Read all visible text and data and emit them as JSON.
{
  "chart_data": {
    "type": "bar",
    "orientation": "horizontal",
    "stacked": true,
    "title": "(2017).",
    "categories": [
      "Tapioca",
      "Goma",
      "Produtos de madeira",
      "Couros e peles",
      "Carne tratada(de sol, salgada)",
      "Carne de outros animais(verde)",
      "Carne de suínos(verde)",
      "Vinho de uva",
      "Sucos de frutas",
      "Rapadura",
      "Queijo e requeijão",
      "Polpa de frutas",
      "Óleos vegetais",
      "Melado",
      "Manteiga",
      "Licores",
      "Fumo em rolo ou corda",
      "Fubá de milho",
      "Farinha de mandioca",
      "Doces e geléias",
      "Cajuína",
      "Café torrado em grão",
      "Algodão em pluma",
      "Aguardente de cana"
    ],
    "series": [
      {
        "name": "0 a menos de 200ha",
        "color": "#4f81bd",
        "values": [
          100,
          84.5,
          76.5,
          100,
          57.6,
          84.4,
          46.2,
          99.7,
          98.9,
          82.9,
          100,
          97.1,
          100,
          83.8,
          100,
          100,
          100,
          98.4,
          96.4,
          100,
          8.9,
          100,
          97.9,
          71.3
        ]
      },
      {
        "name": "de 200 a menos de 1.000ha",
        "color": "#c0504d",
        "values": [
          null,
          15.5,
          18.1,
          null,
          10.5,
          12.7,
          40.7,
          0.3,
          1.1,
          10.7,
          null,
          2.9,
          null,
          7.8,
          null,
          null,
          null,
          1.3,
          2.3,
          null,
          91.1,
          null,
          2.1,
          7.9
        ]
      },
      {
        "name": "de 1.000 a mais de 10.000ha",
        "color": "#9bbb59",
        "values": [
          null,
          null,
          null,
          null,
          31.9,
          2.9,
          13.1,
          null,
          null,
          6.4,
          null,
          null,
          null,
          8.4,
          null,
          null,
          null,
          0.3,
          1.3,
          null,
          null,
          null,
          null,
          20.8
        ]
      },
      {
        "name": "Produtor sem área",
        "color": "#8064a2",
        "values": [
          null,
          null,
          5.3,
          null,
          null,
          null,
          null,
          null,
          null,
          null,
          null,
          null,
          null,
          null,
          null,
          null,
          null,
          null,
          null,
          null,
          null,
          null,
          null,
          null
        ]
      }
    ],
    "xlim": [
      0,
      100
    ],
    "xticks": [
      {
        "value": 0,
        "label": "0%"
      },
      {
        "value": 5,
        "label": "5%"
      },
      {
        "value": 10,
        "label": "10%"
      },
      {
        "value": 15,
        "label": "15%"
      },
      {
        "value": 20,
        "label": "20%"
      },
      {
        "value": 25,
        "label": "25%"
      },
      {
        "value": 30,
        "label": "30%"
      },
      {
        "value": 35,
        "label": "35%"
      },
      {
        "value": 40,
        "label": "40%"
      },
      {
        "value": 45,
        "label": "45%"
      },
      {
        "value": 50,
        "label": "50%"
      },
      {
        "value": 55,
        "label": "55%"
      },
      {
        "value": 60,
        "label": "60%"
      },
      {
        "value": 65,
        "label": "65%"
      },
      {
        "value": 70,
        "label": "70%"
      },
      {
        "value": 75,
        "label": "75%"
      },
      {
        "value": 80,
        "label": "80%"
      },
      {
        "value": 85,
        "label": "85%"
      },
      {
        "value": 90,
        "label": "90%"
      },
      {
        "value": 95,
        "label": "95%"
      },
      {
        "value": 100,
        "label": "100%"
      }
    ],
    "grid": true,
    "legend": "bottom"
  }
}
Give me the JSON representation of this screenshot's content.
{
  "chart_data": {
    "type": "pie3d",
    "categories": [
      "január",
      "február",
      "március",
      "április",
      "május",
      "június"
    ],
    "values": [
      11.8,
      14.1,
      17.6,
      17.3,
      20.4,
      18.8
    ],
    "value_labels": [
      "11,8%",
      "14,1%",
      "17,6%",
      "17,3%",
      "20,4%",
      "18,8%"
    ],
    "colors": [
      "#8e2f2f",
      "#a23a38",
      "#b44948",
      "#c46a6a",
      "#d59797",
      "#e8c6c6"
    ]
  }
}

——

» **WRITTEN PROBLEM**
Write out only what runs from the line holding "Give me the" through the last line of the records, exactly as shown.

» **RESULT OF THIS TASK**
Give me the JSON representation of this screenshot's content.
{
  "chart_data": {
    "type": "pie3d",
    "categories": [
      "január",
      "február",
      "március",
      "április",
      "május",
      "június"
    ],
    "values": [
      11.8,
      14.1,
      17.6,
      17.3,
      20.4,
      18.8
    ],
    "value_labels": [
      "11,8%",
      "14,1%",
      "17,6%",
      "17,3%",
      "20,4%",
      "18,8%"
    ],
    "colors": [
      "#8e2f2f",
      "#a23a38",
      "#b44948",
      "#c46a6a",
      "#d59797",
      "#e8c6c6"
    ]
  }
}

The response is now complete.